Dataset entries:
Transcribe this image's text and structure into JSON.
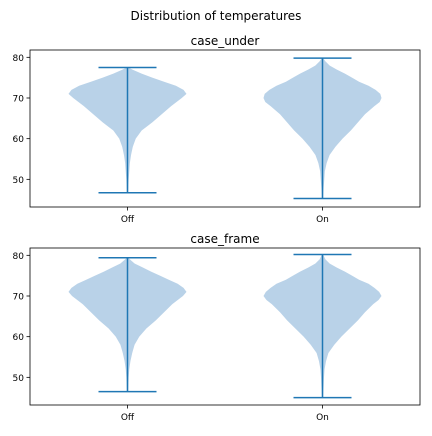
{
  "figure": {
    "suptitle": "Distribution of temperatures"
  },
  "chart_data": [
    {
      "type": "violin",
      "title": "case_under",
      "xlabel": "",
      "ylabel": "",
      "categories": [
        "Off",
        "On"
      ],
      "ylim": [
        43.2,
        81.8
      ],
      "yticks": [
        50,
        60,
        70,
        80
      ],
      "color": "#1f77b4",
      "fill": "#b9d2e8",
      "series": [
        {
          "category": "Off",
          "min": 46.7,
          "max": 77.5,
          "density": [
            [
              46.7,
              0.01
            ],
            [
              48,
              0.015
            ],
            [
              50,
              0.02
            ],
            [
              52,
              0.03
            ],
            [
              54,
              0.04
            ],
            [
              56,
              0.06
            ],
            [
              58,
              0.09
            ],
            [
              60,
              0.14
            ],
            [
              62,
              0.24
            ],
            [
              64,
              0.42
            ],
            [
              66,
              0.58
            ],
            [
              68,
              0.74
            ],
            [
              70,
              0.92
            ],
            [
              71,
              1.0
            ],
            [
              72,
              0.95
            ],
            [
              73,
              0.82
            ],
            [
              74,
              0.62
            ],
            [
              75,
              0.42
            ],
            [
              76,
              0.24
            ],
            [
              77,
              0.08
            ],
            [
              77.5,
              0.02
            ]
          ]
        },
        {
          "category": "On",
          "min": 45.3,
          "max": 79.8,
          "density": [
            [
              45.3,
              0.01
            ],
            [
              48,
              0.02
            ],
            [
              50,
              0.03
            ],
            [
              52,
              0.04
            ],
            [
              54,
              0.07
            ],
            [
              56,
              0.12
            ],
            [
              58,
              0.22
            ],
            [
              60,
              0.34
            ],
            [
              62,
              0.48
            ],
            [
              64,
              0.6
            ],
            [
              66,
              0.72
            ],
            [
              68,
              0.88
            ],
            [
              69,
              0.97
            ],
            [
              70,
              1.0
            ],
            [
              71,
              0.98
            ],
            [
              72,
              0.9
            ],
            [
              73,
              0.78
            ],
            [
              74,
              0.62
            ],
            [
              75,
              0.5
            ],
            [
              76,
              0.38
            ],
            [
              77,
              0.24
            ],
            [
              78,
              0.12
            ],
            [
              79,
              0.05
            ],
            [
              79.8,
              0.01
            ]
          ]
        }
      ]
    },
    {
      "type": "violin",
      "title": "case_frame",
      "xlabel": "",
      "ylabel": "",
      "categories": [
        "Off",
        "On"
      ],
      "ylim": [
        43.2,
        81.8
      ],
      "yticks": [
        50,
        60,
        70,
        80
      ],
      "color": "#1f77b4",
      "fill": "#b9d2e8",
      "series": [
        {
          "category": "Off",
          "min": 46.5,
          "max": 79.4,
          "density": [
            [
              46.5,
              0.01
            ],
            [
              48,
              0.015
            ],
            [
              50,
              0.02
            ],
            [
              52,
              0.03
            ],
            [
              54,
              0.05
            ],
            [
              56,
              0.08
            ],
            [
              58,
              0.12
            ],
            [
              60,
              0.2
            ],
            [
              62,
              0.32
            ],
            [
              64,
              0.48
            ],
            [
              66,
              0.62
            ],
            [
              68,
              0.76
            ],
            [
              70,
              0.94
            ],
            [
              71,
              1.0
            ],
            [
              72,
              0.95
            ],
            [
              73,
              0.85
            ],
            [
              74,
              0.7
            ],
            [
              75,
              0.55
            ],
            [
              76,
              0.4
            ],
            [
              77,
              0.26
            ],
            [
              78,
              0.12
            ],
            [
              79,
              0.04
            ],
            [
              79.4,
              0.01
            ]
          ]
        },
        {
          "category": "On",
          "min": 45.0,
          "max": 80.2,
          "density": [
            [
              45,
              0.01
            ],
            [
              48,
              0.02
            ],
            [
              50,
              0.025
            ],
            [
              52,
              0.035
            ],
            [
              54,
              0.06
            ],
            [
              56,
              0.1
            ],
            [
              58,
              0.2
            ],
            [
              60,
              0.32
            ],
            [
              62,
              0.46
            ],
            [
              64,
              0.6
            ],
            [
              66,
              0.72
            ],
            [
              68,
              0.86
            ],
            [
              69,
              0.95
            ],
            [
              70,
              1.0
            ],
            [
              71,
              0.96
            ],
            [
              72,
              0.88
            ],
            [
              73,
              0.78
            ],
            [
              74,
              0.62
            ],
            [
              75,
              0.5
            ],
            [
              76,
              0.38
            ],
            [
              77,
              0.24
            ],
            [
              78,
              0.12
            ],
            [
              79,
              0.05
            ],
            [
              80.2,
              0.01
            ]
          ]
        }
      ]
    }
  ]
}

--

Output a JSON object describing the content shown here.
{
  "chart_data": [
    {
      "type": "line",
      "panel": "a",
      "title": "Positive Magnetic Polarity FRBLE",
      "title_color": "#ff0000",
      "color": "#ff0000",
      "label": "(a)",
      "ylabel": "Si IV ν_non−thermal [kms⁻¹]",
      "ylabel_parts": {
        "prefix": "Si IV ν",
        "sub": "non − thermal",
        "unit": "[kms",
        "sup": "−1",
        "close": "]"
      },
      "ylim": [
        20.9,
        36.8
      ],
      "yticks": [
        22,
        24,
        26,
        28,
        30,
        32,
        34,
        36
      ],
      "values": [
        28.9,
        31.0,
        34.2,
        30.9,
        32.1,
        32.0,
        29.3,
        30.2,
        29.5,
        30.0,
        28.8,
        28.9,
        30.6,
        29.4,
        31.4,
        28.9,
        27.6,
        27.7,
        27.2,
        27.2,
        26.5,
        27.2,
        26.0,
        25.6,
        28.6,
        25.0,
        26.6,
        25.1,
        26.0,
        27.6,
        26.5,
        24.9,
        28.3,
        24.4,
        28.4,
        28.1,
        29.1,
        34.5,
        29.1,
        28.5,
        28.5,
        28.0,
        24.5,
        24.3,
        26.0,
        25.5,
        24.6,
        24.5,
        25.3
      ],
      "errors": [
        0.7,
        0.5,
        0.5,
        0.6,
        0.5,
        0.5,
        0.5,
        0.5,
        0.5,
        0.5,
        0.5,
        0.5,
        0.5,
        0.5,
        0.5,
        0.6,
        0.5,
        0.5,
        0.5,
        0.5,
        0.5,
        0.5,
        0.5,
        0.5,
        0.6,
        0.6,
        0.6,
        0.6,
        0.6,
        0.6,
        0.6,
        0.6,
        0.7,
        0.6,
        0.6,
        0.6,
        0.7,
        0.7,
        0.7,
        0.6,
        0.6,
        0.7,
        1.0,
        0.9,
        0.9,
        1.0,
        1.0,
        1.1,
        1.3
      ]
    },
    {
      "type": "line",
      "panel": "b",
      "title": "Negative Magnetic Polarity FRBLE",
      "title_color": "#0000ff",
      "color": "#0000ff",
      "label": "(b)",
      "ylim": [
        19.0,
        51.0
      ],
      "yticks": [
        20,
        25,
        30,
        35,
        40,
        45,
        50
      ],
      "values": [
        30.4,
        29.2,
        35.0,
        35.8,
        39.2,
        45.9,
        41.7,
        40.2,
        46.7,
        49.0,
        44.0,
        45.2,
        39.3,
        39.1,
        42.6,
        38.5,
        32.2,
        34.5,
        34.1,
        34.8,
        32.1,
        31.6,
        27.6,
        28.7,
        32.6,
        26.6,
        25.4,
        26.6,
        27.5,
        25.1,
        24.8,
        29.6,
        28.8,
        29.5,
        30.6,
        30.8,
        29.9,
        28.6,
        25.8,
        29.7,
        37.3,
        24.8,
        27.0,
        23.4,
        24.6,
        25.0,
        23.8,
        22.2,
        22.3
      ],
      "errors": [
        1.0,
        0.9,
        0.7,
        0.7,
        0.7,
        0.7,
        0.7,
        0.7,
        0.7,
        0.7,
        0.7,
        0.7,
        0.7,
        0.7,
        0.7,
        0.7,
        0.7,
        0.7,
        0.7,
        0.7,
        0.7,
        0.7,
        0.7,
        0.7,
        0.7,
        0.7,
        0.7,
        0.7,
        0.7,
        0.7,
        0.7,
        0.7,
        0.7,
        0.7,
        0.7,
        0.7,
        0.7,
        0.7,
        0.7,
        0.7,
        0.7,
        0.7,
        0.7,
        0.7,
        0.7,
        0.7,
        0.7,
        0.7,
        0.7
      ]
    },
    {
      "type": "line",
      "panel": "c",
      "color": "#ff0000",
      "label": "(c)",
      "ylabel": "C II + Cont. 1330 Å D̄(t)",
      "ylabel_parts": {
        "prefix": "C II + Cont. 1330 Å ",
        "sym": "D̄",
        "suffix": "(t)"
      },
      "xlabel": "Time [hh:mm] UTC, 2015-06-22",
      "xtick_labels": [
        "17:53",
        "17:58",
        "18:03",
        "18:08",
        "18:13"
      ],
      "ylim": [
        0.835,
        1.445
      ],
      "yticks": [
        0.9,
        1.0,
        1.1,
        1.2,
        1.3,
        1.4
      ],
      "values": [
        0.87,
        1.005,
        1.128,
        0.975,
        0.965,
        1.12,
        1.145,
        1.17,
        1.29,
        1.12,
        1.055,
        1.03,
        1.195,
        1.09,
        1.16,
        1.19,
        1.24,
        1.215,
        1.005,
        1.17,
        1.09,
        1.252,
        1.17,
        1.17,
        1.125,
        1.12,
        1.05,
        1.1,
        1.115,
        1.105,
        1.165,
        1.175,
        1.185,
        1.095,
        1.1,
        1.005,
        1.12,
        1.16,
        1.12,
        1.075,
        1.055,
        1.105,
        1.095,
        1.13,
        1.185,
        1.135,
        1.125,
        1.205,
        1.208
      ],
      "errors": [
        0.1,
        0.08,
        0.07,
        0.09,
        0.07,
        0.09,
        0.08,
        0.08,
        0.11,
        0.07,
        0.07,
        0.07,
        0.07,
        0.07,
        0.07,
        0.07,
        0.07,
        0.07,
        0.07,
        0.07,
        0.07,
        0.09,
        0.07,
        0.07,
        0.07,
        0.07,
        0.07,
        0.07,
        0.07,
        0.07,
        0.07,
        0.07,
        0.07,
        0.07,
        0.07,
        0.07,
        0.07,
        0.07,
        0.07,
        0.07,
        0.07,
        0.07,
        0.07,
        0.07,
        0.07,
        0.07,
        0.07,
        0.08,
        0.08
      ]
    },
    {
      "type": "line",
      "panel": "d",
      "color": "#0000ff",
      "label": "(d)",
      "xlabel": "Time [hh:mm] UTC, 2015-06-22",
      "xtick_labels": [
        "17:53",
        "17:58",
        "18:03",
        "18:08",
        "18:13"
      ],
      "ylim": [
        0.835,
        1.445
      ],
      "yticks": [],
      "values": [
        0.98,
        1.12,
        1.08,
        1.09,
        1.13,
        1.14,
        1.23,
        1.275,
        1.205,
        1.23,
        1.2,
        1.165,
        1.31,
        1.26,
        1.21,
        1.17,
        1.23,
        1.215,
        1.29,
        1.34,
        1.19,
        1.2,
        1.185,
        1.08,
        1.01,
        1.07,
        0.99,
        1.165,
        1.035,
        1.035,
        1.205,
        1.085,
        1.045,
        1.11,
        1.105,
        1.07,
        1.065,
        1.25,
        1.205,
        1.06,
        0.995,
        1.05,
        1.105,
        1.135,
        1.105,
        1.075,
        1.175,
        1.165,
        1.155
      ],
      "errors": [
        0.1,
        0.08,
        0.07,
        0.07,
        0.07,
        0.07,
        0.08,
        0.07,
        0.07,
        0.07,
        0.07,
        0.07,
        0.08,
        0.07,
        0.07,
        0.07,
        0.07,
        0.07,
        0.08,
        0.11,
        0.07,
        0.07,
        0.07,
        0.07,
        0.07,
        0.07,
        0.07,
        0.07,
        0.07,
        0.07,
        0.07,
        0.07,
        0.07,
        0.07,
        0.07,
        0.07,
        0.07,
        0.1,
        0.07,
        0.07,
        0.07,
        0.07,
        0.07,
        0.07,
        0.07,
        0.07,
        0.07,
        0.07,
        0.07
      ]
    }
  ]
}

• **STATED GOAL**:
Search the data above for lines holding "FRBLE" and copy each of them.

• **ANSWER**:
      "title": "Positive Magnetic Polarity FRBLE",
      "title": "Negative Magnetic Polarity FRBLE",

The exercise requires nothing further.